● **WHAT YOU HAVE TO DO**
Set down the data without changes, starting at the beginning and ending with the line that contains "fullscreen-icon[interactable] xyxy=(1834,7,1870,43)", including that line.

● **EXERCISE MATERIAL**
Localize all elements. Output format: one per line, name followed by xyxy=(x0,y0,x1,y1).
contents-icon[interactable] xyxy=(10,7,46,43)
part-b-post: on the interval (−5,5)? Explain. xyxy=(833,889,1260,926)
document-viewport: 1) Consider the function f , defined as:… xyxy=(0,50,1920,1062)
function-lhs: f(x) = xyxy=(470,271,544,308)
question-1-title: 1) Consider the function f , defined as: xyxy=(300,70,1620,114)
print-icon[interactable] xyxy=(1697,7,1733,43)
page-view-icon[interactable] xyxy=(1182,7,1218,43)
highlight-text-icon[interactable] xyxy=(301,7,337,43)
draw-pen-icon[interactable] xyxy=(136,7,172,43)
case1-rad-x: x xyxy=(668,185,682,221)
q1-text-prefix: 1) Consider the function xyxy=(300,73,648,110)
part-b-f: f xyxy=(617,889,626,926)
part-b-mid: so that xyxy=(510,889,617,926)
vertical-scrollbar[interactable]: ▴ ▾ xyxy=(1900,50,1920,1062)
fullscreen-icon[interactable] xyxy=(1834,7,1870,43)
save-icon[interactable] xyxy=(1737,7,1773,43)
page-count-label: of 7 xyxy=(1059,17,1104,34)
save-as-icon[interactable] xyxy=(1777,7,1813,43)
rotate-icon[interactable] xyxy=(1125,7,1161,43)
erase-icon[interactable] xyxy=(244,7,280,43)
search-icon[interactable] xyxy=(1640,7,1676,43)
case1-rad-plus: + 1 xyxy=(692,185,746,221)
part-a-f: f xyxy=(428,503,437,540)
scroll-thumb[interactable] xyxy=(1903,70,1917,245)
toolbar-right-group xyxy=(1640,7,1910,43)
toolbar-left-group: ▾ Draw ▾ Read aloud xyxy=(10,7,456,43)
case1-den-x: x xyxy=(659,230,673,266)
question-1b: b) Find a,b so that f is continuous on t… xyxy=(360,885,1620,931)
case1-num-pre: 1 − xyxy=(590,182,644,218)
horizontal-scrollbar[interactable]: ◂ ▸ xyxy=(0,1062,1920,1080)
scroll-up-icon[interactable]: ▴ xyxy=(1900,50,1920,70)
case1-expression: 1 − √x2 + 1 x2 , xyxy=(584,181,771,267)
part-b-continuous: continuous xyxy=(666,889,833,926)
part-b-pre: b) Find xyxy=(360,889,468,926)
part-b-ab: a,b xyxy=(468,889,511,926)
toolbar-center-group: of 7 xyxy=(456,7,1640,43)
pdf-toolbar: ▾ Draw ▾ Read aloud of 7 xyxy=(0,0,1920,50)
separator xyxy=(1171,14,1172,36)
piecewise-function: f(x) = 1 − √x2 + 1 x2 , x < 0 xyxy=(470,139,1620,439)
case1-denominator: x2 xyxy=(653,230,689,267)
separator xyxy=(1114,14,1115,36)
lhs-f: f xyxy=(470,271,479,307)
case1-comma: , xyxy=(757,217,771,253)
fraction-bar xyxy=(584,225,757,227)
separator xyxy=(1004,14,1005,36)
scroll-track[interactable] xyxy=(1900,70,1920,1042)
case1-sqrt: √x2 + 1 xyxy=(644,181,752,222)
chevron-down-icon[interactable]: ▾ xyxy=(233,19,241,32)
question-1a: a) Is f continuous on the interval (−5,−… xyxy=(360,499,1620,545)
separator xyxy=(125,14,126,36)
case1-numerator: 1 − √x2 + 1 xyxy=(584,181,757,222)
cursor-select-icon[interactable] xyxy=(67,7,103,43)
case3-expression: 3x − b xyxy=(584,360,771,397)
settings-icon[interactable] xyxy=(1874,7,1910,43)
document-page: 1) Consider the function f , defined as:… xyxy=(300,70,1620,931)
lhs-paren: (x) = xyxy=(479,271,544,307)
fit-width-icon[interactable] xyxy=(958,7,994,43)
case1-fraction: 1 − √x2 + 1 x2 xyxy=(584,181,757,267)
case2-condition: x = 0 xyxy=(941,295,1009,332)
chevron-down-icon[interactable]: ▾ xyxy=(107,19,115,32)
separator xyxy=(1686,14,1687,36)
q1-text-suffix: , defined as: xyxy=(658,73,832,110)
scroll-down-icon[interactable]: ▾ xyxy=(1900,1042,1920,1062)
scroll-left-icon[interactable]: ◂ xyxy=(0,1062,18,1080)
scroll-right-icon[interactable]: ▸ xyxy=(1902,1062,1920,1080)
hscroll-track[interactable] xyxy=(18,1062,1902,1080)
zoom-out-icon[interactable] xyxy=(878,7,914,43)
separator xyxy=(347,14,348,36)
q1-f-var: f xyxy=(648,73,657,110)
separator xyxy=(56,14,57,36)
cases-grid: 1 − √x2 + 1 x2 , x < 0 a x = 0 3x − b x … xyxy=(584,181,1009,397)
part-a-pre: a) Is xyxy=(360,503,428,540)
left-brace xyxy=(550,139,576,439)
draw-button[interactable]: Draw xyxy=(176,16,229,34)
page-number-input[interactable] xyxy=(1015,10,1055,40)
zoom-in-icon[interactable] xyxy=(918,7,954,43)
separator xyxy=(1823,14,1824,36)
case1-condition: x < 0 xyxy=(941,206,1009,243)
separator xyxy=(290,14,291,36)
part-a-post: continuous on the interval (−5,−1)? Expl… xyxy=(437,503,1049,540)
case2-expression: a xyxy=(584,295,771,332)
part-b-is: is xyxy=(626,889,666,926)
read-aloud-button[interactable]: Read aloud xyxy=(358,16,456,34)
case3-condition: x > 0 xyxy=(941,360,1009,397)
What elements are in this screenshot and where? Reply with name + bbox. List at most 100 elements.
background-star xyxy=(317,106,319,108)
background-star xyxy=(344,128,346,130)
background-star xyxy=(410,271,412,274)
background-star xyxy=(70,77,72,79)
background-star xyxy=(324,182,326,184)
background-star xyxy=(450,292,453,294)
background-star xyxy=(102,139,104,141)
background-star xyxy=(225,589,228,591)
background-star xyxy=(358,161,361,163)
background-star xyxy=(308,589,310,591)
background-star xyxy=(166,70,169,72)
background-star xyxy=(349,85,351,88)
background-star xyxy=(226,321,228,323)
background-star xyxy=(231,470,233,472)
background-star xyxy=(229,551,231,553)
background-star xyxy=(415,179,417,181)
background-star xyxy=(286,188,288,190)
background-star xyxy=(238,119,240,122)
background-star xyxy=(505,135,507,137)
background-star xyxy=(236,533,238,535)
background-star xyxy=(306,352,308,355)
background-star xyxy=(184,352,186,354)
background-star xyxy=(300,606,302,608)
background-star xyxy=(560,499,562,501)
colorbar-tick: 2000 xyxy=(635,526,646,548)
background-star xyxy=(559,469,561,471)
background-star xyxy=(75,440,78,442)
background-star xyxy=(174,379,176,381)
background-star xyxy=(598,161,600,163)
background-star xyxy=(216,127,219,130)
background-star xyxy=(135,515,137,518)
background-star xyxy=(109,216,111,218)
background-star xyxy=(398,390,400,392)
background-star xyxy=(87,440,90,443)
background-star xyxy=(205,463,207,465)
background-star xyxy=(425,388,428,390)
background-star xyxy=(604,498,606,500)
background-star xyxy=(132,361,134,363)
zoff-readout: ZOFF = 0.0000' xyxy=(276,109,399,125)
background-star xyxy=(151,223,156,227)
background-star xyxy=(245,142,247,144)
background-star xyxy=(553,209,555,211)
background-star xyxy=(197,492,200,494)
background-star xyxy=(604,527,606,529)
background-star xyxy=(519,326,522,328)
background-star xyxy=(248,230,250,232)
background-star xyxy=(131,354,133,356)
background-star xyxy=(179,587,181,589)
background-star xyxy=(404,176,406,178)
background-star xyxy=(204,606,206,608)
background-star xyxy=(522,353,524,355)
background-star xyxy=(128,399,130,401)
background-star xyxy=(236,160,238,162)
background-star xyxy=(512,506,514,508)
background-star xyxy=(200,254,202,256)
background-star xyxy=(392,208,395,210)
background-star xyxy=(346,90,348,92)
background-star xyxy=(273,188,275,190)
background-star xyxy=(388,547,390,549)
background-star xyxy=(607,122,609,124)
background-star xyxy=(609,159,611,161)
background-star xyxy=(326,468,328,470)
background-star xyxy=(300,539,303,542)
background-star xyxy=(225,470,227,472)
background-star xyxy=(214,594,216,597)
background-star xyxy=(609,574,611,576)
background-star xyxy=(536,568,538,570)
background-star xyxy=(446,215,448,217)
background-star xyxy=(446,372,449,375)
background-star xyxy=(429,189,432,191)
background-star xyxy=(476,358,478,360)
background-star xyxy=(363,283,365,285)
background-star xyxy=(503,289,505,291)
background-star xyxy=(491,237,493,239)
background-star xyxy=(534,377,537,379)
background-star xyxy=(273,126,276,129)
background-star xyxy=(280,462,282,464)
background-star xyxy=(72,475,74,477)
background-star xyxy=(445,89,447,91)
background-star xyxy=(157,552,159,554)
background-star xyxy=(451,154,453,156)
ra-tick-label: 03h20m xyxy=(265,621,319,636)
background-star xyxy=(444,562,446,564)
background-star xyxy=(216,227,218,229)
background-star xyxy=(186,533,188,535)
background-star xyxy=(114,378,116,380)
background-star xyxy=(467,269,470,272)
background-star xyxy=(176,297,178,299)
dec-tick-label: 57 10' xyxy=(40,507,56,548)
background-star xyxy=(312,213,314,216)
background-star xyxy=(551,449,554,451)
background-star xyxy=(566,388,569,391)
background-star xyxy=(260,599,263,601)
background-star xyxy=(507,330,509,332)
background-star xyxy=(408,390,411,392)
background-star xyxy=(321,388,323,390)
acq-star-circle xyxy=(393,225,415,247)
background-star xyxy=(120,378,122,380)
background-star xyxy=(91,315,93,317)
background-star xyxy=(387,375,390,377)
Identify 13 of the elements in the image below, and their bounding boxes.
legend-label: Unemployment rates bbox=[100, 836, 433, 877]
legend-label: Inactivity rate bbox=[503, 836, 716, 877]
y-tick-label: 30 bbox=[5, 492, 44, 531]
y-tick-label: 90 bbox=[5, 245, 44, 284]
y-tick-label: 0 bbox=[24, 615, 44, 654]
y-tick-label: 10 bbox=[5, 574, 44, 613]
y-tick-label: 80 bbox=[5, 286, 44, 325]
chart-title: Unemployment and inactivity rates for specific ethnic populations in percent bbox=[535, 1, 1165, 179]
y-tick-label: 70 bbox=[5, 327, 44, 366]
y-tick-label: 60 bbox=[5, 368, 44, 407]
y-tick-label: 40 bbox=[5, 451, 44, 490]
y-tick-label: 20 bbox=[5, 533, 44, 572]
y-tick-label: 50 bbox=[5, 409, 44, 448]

● **EXERCISE RESPONSE**
Localize all elements. Output format: one per line, name followed by xyxy=(x0,y0,x1,y1).
contents-icon[interactable] xyxy=(10,7,46,43)
part-b-post: on the interval (−5,5)? Explain. xyxy=(833,889,1260,926)
document-viewport: 1) Consider the function f , defined as:… xyxy=(0,50,1920,1062)
function-lhs: f(x) = xyxy=(470,271,544,308)
question-1-title: 1) Consider the function f , defined as: xyxy=(300,70,1620,114)
print-icon[interactable] xyxy=(1697,7,1733,43)
page-view-icon[interactable] xyxy=(1182,7,1218,43)
highlight-text-icon[interactable] xyxy=(301,7,337,43)
draw-pen-icon[interactable] xyxy=(136,7,172,43)
case1-rad-x: x xyxy=(668,185,682,221)
q1-text-prefix: 1) Consider the function xyxy=(300,73,648,110)
part-b-f: f xyxy=(617,889,626,926)
part-b-mid: so that xyxy=(510,889,617,926)
vertical-scrollbar[interactable]: ▴ ▾ xyxy=(1900,50,1920,1062)
fullscreen-icon[interactable] xyxy=(1834,7,1870,43)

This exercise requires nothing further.